Start of RECORDED INFORMATION

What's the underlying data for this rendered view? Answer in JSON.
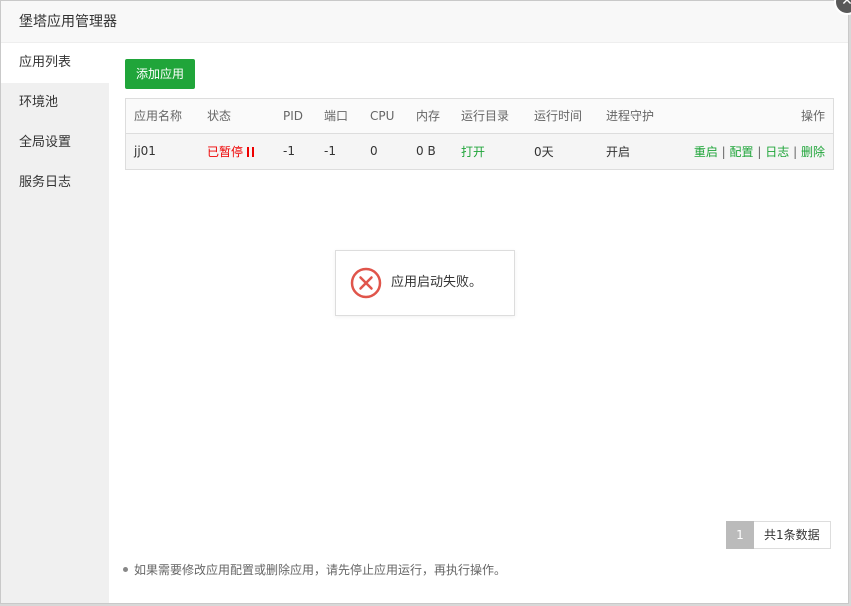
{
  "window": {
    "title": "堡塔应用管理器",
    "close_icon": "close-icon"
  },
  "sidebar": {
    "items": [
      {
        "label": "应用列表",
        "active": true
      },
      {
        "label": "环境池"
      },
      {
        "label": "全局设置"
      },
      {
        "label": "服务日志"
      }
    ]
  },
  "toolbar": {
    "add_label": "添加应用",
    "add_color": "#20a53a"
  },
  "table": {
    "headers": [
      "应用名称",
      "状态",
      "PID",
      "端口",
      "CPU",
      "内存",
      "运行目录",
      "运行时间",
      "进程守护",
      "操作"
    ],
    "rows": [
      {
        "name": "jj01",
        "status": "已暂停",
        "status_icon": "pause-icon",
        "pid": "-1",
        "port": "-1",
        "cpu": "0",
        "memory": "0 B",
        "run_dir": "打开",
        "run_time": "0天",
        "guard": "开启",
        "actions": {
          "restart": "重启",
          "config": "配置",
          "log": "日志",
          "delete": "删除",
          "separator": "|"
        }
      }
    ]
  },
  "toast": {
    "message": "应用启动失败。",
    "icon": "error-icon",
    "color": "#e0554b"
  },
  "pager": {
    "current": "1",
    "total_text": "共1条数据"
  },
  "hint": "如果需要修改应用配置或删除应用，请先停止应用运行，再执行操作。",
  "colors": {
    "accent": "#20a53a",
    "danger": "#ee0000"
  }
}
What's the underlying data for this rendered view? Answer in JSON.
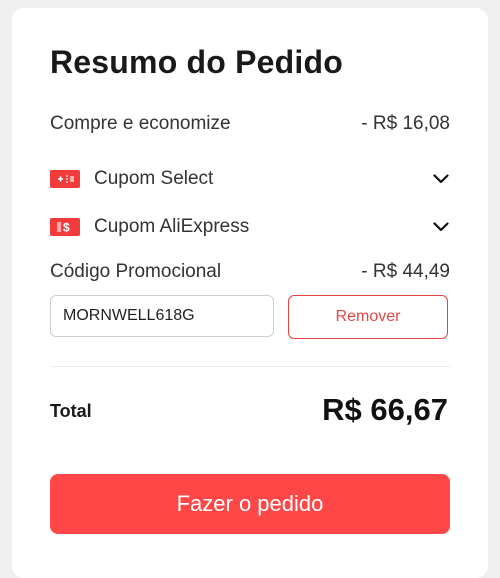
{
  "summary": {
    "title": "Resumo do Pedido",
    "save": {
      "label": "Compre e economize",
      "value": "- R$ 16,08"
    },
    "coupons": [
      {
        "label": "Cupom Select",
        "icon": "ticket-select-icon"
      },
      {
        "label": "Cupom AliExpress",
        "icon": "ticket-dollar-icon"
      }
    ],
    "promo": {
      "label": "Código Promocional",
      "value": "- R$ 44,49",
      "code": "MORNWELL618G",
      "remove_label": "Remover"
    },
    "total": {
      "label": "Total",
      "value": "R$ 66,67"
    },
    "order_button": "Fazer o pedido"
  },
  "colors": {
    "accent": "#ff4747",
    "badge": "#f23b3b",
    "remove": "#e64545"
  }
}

End of RECORDED INFORMATION

§ **PROBLEM**
Write out every line from the entries where "ticket" appears.

§ **FULL SOLUTION**
        "icon": "ticket-select-icon"
        "icon": "ticket-dollar-icon"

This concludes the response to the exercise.